* WHAT THE TASK REQUIRES *
Reproduce the records verbatim, starting with their first line and continuing through the line containing "base-pair-dot: [304, 277, 313, 286]", inclusive.

* DATA LISTING *
☆ ☆ ☆ ☆ ☆ ☆ ☆
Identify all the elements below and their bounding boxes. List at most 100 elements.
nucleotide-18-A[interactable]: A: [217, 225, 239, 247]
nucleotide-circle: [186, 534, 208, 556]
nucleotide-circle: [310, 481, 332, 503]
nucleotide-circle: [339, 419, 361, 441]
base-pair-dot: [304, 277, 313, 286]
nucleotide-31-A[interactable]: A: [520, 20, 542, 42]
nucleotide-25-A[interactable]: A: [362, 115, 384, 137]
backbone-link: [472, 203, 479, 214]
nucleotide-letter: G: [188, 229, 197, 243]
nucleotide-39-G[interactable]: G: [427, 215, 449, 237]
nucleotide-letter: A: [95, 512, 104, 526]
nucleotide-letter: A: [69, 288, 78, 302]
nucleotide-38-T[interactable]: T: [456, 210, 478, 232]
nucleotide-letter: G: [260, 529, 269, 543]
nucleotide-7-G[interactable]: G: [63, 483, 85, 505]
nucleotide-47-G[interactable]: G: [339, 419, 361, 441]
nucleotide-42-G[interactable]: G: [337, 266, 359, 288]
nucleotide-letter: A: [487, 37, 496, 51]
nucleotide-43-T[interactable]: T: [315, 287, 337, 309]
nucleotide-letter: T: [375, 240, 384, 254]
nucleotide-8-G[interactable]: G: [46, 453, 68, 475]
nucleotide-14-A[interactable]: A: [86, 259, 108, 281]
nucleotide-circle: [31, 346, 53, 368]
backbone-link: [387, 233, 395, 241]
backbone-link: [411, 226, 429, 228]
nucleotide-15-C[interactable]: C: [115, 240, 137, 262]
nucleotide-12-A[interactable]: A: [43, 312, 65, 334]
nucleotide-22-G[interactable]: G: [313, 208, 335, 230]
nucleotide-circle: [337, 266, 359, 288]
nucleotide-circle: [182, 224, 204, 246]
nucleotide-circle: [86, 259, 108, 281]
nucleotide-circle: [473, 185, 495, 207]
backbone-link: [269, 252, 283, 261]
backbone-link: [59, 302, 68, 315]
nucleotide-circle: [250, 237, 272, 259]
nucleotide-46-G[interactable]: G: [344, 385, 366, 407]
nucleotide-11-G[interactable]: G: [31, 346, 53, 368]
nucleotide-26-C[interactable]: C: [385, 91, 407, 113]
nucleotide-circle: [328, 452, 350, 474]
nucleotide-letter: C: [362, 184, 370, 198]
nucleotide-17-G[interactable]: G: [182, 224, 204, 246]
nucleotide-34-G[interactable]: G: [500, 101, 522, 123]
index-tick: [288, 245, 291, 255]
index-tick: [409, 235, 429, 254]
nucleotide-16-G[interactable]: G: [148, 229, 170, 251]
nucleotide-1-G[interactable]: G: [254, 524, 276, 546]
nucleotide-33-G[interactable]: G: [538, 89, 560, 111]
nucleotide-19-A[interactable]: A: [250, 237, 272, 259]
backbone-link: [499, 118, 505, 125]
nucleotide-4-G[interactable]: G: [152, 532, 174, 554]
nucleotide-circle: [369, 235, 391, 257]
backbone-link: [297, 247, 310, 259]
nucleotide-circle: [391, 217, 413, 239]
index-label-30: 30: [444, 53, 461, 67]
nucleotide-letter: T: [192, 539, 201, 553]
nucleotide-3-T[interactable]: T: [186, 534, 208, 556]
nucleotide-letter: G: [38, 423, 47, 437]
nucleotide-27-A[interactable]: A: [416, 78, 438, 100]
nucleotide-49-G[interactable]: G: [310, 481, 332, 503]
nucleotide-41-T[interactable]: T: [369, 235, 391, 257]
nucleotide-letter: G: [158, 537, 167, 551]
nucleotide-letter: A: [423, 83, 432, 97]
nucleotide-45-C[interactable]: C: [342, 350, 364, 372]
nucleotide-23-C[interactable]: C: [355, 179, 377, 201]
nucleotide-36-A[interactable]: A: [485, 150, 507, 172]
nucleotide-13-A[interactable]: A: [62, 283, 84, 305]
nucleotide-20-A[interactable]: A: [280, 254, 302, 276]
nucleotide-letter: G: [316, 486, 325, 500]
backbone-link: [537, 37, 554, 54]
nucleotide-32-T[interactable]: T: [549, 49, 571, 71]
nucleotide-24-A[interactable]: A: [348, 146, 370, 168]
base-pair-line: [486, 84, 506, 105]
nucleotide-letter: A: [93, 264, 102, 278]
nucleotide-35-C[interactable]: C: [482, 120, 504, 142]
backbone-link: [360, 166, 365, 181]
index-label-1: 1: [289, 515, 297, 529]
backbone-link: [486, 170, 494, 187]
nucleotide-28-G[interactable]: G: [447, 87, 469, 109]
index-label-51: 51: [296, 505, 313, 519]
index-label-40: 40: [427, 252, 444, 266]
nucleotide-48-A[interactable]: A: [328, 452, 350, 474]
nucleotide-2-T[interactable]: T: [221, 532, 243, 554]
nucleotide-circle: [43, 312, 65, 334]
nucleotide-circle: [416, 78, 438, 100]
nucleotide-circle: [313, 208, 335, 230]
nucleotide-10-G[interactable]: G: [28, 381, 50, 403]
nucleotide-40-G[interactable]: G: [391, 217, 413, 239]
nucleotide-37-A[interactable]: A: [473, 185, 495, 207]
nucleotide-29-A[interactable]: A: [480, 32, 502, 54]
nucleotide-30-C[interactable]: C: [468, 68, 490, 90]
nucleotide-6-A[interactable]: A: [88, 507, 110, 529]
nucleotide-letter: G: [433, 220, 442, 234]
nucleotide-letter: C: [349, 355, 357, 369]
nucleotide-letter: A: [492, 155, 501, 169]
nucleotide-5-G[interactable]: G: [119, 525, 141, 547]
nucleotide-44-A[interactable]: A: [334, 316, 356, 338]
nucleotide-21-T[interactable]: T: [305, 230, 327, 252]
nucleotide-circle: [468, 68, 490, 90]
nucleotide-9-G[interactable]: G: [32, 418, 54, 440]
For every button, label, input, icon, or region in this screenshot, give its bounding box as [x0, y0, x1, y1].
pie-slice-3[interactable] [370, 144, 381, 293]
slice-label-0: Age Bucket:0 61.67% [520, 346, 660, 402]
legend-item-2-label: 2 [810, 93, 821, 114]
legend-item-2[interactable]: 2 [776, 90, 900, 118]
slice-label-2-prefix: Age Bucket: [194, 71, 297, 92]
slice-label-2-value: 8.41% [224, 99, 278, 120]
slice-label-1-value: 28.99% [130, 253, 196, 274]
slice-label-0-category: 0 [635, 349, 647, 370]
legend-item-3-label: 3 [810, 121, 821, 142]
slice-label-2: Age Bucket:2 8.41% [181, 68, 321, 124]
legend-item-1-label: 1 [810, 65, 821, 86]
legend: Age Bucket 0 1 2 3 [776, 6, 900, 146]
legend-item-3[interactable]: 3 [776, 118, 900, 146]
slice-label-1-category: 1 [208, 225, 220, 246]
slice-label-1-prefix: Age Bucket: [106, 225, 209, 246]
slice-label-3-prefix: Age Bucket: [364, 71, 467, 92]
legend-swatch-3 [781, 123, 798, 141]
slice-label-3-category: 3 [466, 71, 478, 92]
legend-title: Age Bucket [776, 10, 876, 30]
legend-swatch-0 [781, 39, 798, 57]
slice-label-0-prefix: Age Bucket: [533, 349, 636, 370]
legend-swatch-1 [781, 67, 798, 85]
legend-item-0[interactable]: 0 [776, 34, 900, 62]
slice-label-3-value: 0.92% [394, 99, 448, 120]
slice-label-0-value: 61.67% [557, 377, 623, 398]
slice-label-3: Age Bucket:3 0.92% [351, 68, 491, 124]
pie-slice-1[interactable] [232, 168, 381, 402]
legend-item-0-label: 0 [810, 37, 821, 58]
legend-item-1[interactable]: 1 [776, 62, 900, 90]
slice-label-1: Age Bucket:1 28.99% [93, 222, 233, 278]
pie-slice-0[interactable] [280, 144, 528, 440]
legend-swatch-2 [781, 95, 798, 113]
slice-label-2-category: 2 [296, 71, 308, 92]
☆ ☆ ☆ ☆ ☆ ☆ ☆
* EXPECTED OUTPUT *
Identify all the elements below and their bounding boxes. List at most 100 elements.
nucleotide-18-A[interactable]: A: [217, 225, 239, 247]
nucleotide-circle: [186, 534, 208, 556]
nucleotide-circle: [310, 481, 332, 503]
nucleotide-circle: [339, 419, 361, 441]
base-pair-dot: [304, 277, 313, 286]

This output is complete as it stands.